*Objective:*
Pick out the lines below that include the string "стрелки".

** start of Records **

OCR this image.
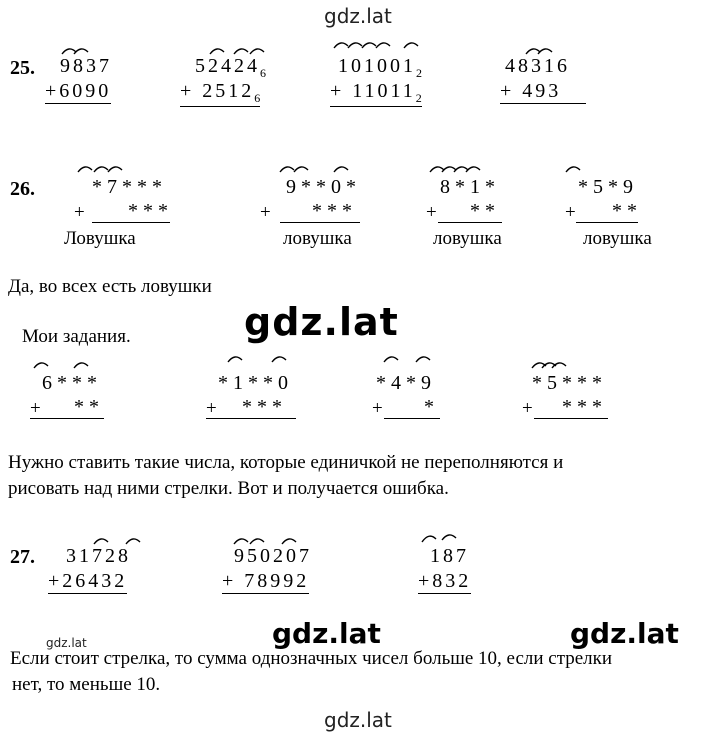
gdz.lat
gdz.lat
gdz.lat	gdz.lat	gdz.lat
gdz.lat
25. 9837
+6090
$52424_6$
+ $2512_6$
$101001_2$
+ $11011_2$
48316
+ 493
26.	*7***
+ ***
Ловушка
9**0*
+ ***
ловушка
8*1*
+ **
ловушка
*5*9
+ **
ловушка
Да, во всех есть ловушки
Мои задания.
6***
+ **
*1**0
+ ***
*4*9
+ *
*5***
+ ***
Нужно ставить такие числа, которые единичкой не переполняются и
рисовать над ними стрелки. Вот и получается ошибка.
27. 31728
+26432
950207
+ 78992
187
+832
Если стоит стрелка, то сумма однозначных чисел больше 10, если стрелки
нет, то меньше 10.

** end of Records **

*Output of the task:*
рисовать над ними стрелки. Вот и получается ошибка.
Если стоит стрелка, то сумма однозначных чисел больше 10, если стрелки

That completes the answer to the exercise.